Written task:
Every entry that follows needs to be repeated exactly.

Exercise materials:

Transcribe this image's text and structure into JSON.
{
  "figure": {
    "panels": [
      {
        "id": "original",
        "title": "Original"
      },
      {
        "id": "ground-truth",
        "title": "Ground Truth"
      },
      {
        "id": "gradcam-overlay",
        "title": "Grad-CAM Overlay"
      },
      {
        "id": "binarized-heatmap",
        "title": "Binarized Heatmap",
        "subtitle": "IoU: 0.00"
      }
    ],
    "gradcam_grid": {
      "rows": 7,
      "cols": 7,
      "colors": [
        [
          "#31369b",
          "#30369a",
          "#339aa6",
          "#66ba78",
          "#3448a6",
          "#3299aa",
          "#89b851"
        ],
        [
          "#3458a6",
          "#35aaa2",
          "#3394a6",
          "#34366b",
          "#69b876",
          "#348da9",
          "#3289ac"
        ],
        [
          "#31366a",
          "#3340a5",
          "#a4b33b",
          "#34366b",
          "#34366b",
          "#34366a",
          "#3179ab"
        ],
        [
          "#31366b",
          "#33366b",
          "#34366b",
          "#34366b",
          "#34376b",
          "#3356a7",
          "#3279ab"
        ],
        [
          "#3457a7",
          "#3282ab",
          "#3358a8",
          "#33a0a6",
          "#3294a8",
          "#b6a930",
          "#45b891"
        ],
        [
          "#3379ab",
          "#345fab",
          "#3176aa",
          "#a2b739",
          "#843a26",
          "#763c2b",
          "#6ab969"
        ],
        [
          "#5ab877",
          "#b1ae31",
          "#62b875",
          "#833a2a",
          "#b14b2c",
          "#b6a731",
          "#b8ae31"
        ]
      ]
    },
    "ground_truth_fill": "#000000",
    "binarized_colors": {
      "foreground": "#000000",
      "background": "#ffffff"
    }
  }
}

Written response:
Transcribe this image's text and structure into JSON.
{
  "figure": {
    "panels": [
      {
        "id": "original",
        "title": "Original"
      },
      {
        "id": "ground-truth",
        "title": "Ground Truth"
      },
      {
        "id": "gradcam-overlay",
        "title": "Grad-CAM Overlay"
      },
      {
        "id": "binarized-heatmap",
        "title": "Binarized Heatmap",
        "subtitle": "IoU: 0.00"
      }
    ],
    "gradcam_grid": {
      "rows": 7,
      "cols": 7,
      "colors": [
        [
          "#31369b",
          "#30369a",
          "#339aa6",
          "#66ba78",
          "#3448a6",
          "#3299aa",
          "#89b851"
        ],
        [
          "#3458a6",
          "#35aaa2",
          "#3394a6",
          "#34366b",
          "#69b876",
          "#348da9",
          "#3289ac"
        ],
        [
          "#31366a",
          "#3340a5",
          "#a4b33b",
          "#34366b",
          "#34366b",
          "#34366a",
          "#3179ab"
        ],
        [
          "#31366b",
          "#33366b",
          "#34366b",
          "#34366b",
          "#34376b",
          "#3356a7",
          "#3279ab"
        ],
        [
          "#3457a7",
          "#3282ab",
          "#3358a8",
          "#33a0a6",
          "#3294a8",
          "#b6a930",
          "#45b891"
        ],
        [
          "#3379ab",
          "#345fab",
          "#3176aa",
          "#a2b739",
          "#843a26",
          "#763c2b",
          "#6ab969"
        ],
        [
          "#5ab877",
          "#b1ae31",
          "#62b875",
          "#833a2a",
          "#b14b2c",
          "#b6a731",
          "#b8ae31"
        ]
      ]
    },
    "ground_truth_fill": "#000000",
    "binarized_colors": {
      "foreground": "#000000",
      "background": "#ffffff"
    }
  }
}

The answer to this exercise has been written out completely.